**DO THIS**
Which lines below hold the word "varovasti"? Copy all of them.

**DATA SUPPLIED**
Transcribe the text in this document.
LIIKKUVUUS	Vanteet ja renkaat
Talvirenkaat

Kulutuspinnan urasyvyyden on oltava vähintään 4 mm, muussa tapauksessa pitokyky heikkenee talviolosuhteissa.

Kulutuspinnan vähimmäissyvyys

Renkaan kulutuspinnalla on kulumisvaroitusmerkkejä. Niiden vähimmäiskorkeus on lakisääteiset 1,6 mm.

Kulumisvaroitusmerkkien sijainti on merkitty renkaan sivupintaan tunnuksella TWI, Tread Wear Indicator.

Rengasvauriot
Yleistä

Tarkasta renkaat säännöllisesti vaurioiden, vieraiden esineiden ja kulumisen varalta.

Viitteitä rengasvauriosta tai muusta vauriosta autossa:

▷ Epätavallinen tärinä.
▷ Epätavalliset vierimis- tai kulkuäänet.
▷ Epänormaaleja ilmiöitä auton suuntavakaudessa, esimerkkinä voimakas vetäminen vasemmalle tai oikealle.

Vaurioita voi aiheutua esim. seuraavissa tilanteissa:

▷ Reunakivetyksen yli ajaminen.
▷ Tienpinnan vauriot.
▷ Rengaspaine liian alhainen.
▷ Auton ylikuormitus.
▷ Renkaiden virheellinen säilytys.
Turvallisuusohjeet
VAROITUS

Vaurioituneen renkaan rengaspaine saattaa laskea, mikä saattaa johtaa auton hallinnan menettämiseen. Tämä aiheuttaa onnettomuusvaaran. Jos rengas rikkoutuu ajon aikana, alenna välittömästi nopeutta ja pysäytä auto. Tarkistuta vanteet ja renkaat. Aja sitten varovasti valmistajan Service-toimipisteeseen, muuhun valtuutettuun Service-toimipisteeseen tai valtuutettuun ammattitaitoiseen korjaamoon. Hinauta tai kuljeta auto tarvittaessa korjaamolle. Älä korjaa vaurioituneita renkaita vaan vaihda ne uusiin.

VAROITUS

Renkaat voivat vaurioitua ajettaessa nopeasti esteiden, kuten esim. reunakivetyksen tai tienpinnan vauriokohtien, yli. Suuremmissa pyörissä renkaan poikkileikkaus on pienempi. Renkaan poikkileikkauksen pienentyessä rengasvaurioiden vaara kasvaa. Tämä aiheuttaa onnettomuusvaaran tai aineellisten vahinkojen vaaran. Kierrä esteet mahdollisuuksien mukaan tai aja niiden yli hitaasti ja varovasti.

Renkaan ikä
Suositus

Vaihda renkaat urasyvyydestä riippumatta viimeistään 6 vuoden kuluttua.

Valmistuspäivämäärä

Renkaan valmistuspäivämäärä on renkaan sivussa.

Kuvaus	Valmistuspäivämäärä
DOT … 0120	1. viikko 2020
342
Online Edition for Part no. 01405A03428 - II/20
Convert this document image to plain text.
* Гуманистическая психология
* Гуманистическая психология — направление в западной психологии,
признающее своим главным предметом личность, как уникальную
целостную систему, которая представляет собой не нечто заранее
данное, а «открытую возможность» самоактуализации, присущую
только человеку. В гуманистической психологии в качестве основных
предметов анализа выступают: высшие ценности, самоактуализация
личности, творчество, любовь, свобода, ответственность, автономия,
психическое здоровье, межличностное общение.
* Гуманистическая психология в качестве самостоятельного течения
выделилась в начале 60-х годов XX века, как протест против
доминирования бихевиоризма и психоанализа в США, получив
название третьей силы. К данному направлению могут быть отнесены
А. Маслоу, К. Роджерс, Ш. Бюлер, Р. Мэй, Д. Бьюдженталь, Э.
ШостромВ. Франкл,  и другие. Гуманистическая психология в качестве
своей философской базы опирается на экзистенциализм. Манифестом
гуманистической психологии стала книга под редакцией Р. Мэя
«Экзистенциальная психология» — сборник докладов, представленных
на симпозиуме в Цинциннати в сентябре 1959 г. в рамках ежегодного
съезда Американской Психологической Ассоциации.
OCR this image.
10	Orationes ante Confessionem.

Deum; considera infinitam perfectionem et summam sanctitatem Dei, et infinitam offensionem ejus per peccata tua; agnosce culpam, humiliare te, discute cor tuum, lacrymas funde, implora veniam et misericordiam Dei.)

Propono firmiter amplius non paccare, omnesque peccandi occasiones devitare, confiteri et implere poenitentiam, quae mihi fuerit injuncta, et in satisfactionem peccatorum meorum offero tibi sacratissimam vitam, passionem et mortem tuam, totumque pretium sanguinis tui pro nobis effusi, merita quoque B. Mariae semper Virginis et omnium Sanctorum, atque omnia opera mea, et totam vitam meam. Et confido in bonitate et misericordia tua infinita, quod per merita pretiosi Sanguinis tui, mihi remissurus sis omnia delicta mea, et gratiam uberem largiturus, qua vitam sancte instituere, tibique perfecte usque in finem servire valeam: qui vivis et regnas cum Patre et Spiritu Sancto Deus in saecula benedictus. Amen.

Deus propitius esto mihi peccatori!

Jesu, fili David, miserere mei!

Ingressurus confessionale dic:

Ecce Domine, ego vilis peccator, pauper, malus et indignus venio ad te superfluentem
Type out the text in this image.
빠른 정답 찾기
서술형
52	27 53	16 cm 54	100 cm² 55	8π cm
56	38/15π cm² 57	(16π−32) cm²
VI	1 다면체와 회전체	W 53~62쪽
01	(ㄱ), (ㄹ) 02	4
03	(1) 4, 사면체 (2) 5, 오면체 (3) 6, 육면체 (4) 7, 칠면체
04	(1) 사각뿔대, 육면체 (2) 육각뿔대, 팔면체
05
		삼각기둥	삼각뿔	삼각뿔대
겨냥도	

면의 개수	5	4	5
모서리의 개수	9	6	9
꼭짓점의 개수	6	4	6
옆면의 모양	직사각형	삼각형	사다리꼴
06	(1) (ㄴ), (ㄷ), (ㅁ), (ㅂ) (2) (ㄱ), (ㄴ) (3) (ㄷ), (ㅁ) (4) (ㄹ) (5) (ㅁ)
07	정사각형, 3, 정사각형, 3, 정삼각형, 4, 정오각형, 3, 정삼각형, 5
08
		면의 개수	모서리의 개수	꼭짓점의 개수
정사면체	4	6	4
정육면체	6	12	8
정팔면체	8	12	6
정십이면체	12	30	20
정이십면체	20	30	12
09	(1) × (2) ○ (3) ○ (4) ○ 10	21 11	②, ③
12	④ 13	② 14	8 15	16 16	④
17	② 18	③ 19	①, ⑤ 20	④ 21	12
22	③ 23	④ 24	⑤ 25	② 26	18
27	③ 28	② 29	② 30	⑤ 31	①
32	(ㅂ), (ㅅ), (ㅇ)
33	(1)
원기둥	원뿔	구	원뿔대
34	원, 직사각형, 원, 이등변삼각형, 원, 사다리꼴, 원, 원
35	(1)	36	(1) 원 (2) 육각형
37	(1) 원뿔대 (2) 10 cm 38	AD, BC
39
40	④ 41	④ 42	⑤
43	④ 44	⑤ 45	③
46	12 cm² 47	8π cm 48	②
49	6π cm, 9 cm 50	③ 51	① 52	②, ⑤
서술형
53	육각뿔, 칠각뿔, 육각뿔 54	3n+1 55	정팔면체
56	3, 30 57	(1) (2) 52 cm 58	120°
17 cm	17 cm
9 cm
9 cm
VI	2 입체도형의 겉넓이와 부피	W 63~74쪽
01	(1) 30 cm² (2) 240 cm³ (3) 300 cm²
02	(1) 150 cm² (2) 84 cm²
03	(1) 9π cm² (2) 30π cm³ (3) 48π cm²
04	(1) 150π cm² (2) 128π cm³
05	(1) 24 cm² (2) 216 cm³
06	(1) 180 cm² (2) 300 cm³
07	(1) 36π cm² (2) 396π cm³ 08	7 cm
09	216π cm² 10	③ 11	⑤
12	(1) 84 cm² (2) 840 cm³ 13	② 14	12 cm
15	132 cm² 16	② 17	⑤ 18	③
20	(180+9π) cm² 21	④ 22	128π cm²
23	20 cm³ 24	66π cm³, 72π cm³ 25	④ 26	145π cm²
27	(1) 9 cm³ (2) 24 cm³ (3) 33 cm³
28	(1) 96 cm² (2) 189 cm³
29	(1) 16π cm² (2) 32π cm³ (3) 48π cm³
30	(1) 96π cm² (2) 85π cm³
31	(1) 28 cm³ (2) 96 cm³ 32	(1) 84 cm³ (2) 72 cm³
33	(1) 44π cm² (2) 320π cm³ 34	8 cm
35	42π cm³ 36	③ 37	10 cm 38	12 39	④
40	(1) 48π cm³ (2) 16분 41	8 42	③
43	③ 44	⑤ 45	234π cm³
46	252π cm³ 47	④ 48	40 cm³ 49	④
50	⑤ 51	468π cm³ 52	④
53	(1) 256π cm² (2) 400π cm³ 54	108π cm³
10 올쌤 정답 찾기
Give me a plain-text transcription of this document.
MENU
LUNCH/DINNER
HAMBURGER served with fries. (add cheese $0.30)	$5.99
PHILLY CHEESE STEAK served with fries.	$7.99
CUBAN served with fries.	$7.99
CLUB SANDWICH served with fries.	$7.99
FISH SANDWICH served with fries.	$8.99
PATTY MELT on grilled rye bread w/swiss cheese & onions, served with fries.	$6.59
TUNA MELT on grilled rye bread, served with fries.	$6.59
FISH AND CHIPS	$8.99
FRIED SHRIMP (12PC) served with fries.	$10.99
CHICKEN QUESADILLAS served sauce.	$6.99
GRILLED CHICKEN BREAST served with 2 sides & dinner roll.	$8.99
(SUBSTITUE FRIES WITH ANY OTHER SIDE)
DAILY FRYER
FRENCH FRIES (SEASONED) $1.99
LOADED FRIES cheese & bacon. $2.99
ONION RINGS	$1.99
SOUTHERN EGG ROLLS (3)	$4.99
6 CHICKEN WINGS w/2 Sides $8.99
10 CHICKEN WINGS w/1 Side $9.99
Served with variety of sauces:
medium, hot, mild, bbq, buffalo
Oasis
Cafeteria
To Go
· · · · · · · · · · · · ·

**TASK OUTPUT**
Vaurioituneen renkaan rengaspaine saattaa laskea, mikä saattaa johtaa auton hallinnan menettämiseen. Tämä aiheuttaa onnettomuusvaaran. Jos rengas rikkoutuu ajon aikana, alenna välittömästi nopeutta ja pysäytä auto. Tarkistuta vanteet ja renkaat. Aja sitten varovasti valmistajan Service-toimipisteeseen, muuhun valtuutettuun Service-toimipisteeseen tai valtuutettuun ammattitaitoiseen korjaamoon. Hinauta tai kuljeta auto tarvittaessa korjaamolle. Älä korjaa vaurioituneita renkaita vaan vaihda ne uusiin.
Renkaat voivat vaurioitua ajettaessa nopeasti esteiden, kuten esim. reunakivetyksen tai tienpinnan vauriokohtien, yli. Suuremmissa pyörissä renkaan poikkileikkaus on pienempi. Renkaan poikkileikkauksen pienentyessä rengasvaurioiden vaara kasvaa. Tämä aiheuttaa onnettomuusvaaran tai aineellisten vahinkojen vaaran. Kierrä esteet mahdollisuuksien mukaan tai aja niiden yli hitaasti ja varovasti.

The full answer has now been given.